** WHAT IS ASKED **
Will you give the material below again, every line exactly as it is?

··· DATA LISTING ···

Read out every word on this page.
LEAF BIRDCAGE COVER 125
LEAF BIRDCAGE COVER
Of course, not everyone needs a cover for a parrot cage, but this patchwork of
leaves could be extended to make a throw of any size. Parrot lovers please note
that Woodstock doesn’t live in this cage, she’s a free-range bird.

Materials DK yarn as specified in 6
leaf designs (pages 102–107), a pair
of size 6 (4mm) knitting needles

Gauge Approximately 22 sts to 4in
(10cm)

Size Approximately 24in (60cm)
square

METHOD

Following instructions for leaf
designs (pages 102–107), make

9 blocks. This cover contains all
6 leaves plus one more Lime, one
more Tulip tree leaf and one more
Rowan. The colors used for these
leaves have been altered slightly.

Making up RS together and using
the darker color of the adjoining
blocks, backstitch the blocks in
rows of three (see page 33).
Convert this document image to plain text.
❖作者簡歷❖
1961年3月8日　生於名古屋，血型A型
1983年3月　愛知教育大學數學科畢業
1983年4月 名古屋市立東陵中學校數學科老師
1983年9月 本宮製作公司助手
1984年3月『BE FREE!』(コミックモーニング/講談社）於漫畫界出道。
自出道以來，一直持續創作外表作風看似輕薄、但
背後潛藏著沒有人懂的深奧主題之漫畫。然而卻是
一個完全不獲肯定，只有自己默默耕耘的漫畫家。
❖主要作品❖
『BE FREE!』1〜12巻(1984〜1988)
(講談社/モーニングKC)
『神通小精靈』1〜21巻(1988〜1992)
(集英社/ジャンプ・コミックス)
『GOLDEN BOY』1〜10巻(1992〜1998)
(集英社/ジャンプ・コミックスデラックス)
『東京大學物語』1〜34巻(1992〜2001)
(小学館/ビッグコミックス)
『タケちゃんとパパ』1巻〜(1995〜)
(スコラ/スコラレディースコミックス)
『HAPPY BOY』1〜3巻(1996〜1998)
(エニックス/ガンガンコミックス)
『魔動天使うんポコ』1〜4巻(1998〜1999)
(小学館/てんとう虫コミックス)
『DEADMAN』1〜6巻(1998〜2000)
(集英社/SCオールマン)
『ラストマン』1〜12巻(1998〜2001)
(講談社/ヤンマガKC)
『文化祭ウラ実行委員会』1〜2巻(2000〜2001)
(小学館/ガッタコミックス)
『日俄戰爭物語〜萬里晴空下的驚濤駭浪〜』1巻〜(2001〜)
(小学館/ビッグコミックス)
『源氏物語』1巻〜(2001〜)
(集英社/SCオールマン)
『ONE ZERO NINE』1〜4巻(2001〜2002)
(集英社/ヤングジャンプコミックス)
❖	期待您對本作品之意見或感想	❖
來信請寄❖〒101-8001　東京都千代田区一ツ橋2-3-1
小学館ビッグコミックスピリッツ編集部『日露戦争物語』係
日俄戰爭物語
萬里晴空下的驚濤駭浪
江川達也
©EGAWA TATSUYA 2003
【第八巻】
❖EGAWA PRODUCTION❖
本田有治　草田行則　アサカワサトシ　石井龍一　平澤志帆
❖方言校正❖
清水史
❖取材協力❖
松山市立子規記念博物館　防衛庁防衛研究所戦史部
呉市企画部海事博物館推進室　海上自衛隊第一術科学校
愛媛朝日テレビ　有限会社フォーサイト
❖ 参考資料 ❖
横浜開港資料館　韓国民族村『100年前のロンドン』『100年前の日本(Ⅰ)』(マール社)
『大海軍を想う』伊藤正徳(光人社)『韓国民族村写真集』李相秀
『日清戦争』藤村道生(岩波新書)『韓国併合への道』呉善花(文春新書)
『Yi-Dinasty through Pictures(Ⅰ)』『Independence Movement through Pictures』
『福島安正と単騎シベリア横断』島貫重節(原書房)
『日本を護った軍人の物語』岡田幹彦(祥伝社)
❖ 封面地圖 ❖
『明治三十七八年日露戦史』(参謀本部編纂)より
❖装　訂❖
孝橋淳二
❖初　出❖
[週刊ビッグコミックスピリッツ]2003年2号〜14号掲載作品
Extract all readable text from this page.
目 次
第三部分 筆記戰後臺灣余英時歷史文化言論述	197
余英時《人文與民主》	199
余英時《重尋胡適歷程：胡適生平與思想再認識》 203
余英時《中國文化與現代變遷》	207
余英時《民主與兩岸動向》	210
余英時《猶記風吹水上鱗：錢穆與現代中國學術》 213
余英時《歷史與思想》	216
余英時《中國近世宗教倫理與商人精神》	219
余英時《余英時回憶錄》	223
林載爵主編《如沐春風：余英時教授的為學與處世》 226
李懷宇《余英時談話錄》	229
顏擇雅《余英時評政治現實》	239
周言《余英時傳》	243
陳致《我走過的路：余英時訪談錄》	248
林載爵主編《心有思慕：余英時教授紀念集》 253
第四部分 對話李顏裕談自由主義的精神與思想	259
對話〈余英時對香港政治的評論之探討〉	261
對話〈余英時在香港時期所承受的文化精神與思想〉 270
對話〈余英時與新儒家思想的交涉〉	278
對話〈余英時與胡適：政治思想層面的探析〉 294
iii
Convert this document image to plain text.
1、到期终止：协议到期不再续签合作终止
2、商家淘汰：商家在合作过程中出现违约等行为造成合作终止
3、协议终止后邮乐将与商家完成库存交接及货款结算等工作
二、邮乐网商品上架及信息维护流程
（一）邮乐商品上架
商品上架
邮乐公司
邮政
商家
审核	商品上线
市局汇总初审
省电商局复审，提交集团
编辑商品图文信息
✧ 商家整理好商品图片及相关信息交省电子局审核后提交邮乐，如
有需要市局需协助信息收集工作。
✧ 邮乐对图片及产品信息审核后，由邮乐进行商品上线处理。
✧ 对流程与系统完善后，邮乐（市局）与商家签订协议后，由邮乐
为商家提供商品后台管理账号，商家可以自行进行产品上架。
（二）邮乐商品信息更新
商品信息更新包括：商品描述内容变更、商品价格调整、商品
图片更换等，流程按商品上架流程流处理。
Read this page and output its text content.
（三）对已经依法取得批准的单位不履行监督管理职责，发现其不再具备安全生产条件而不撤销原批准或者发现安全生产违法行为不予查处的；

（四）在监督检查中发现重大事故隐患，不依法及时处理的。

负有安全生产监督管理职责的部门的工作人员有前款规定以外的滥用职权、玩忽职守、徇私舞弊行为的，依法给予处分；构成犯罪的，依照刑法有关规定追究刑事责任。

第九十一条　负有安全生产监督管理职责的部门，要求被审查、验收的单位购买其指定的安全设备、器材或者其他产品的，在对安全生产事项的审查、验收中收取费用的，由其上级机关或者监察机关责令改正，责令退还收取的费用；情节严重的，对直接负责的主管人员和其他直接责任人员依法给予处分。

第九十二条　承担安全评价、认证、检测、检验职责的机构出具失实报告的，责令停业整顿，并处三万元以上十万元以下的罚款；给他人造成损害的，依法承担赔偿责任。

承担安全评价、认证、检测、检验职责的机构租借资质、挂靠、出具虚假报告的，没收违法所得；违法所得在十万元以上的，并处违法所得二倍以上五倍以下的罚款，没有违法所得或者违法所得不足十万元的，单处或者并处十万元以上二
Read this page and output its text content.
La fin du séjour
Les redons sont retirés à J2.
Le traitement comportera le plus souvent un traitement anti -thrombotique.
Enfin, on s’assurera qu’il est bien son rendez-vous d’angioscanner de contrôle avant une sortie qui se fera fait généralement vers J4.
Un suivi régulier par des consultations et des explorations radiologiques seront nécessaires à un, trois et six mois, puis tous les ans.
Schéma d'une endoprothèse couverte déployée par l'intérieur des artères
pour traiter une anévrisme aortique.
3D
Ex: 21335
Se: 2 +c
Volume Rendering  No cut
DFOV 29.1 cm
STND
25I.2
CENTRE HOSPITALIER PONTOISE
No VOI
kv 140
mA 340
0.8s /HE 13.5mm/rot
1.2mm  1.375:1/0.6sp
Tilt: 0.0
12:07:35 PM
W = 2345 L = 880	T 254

···

** RESULT BELOW **
Read out every word on this page.
LEAF BIRDCAGE COVER 125
LEAF BIRDCAGE COVER
Of course, not everyone needs a cover for a parrot cage, but this patchwork of
leaves could be extended to make a throw of any size. Parrot lovers please note
that Woodstock doesn’t live in this cage, she’s a free-range bird.

Materials DK yarn as specified in 6
leaf designs (pages 102–107), a pair
of size 6 (4mm) knitting needles

Gauge Approximately 22 sts to 4in
(10cm)

Size Approximately 24in (60cm)
square

METHOD

Following instructions for leaf
designs (pages 102–107), make

9 blocks. This cover contains all
6 leaves plus one more Lime, one
more Tulip tree leaf and one more
Rowan. The colors used for these
leaves have been altered slightly.

Making up RS together and using
the darker color of the adjoining
blocks, backstitch the blocks in
rows of three (see page 33).
Convert this document image to plain text.
❖作者簡歷❖
1961年3月8日　生於名古屋，血型A型
1983年3月　愛知教育大學數學科畢業
1983年4月 名古屋市立東陵中學校數學科老師
1983年9月 本宮製作公司助手
1984年3月『BE FREE!』(コミックモーニング/講談社）於漫畫界出道。
自出道以來，一直持續創作外表作風看似輕薄、但
背後潛藏著沒有人懂的深奧主題之漫畫。然而卻是
一個完全不獲肯定，只有自己默默耕耘的漫畫家。
❖主要作品❖
『BE FREE!』1〜12巻(1984〜1988)
(講談社/モーニングKC)
『神通小精靈』1〜21巻(1988〜1992)
(集英社/ジャンプ・コミックス)
『GOLDEN BOY』1〜10巻(1992〜1998)
(集英社/ジャンプ・コミックスデラックス)
『東京大學物語』1〜34巻(1992〜2001)
(小学館/ビッグコミックス)
『タケちゃんとパパ』1巻〜(1995〜)
(スコラ/スコラレディースコミックス)
『HAPPY BOY』1〜3巻(1996〜1998)
(エニックス/ガンガンコミックス)
『魔動天使うんポコ』1〜4巻(1998〜1999)
(小学館/てんとう虫コミックス)
『DEADMAN』1〜6巻(1998〜2000)
(集英社/SCオールマン)
『ラストマン』1〜12巻(1998〜2001)
(講談社/ヤンマガKC)
『文化祭ウラ実行委員会』1〜2巻(2000〜2001)
(小学館/ガッタコミックス)
『日俄戰爭物語〜萬里晴空下的驚濤駭浪〜』1巻〜(2001〜)
(小学館/ビッグコミックス)
『源氏物語』1巻〜(2001〜)
(集英社/SCオールマン)
『ONE ZERO NINE』1〜4巻(2001〜2002)
(集英社/ヤングジャンプコミックス)
❖	期待您對本作品之意見或感想	❖
來信請寄❖〒101-8001　東京都千代田区一ツ橋2-3-1
小学館ビッグコミックスピリッツ編集部『日露戦争物語』係
日俄戰爭物語
萬里晴空下的驚濤駭浪
江川達也
©EGAWA TATSUYA 2003
【第八巻】
❖EGAWA PRODUCTION❖
本田有治　草田行則　アサカワサトシ　石井龍一　平澤志帆
❖方言校正❖
清水史
❖取材協力❖
松山市立子規記念博物館　防衛庁防衛研究所戦史部
呉市企画部海事博物館推進室　海上自衛隊第一術科学校
愛媛朝日テレビ　有限会社フォーサイト
❖ 参考資料 ❖
横浜開港資料館　韓国民族村『100年前のロンドン』『100年前の日本(Ⅰ)』(マール社)
『大海軍を想う』伊藤正徳(光人社)『韓国民族村写真集』李相秀
『日清戦争』藤村道生(岩波新書)『韓国併合への道』呉善花(文春新書)
『Yi-Dinasty through Pictures(Ⅰ)』『Independence Movement through Pictures』
『福島安正と単騎シベリア横断』島貫重節(原書房)
『日本を護った軍人の物語』岡田幹彦(祥伝社)
❖ 封面地圖 ❖
『明治三十七八年日露戦史』(参謀本部編纂)より
❖装　訂❖
孝橋淳二
❖初　出❖
[週刊ビッグコミックスピリッツ]2003年2号〜14号掲載作品
Extract all readable text from this page.
目 次
第三部分 筆記戰後臺灣余英時歷史文化言論述	197
余英時《人文與民主》	199
余英時《重尋胡適歷程：胡適生平與思想再認識》 203
余英時《中國文化與現代變遷》	207
余英時《民主與兩岸動向》	210
余英時《猶記風吹水上鱗：錢穆與現代中國學術》 213
余英時《歷史與思想》	216
余英時《中國近世宗教倫理與商人精神》	219
余英時《余英時回憶錄》	223
林載爵主編《如沐春風：余英時教授的為學與處世》 226
李懷宇《余英時談話錄》	229
顏擇雅《余英時評政治現實》	239
周言《余英時傳》	243
陳致《我走過的路：余英時訪談錄》	248
林載爵主編《心有思慕：余英時教授紀念集》 253
第四部分 對話李顏裕談自由主義的精神與思想	259
對話〈余英時對香港政治的評論之探討〉	261
對話〈余英時在香港時期所承受的文化精神與思想〉 270
對話〈余英時與新儒家思想的交涉〉	278
對話〈余英時與胡適：政治思想層面的探析〉 294
iii
Convert this document image to plain text.
1、到期终止：协议到期不再续签合作终止
2、商家淘汰：商家在合作过程中出现违约等行为造成合作终止
3、协议终止后邮乐将与商家完成库存交接及货款结算等工作
二、邮乐网商品上架及信息维护流程
（一）邮乐商品上架
商品上架
邮乐公司
邮政
商家
审核	商品上线
市局汇总初审
省电商局复审，提交集团
编辑商品图文信息
✧ 商家整理好商品图片及相关信息交省电子局审核后提交邮乐，如
有需要市局需协助信息收集工作。
✧ 邮乐对图片及产品信息审核后，由邮乐进行商品上线处理。
✧ 对流程与系统完善后，邮乐（市局）与商家签订协议后，由邮乐
为商家提供商品后台管理账号，商家可以自行进行产品上架。
（二）邮乐商品信息更新
商品信息更新包括：商品描述内容变更、商品价格调整、商品
图片更换等，流程按商品上架流程流处理。
Read this page and output its text content.
（三）对已经依法取得批准的单位不履行监督管理职责，发现其不再具备安全生产条件而不撤销原批准或者发现安全生产违法行为不予查处的；

（四）在监督检查中发现重大事故隐患，不依法及时处理的。

负有安全生产监督管理职责的部门的工作人员有前款规定以外的滥用职权、玩忽职守、徇私舞弊行为的，依法给予处分；构成犯罪的，依照刑法有关规定追究刑事责任。

第九十一条　负有安全生产监督管理职责的部门，要求被审查、验收的单位购买其指定的安全设备、器材或者其他产品的，在对安全生产事项的审查、验收中收取费用的，由其上级机关或者监察机关责令改正，责令退还收取的费用；情节严重的，对直接负责的主管人员和其他直接责任人员依法给予处分。

第九十二条　承担安全评价、认证、检测、检验职责的机构出具失实报告的，责令停业整顿，并处三万元以上十万元以下的罚款；给他人造成损害的，依法承担赔偿责任。

承担安全评价、认证、检测、检验职责的机构租借资质、挂靠、出具虚假报告的，没收违法所得；违法所得在十万元以上的，并处违法所得二倍以上五倍以下的罚款，没有违法所得或者违法所得不足十万元的，单处或者并处十万元以上二
Read this page and output its text content.
La fin du séjour
Les redons sont retirés à J2.
Le traitement comportera le plus souvent un traitement anti -thrombotique.
Enfin, on s’assurera qu’il est bien son rendez-vous d’angioscanner de contrôle avant une sortie qui se fera fait généralement vers J4.
Un suivi régulier par des consultations et des explorations radiologiques seront nécessaires à un, trois et six mois, puis tous les ans.
Schéma d'une endoprothèse couverte déployée par l'intérieur des artères
pour traiter une anévrisme aortique.
3D
Ex: 21335
Se: 2 +c
Volume Rendering  No cut
DFOV 29.1 cm
STND
25I.2
CENTRE HOSPITALIER PONTOISE
No VOI
kv 140
mA 340
0.8s /HE 13.5mm/rot
1.2mm  1.375:1/0.6sp
Tilt: 0.0
12:07:35 PM
W = 2345 L = 880	T 254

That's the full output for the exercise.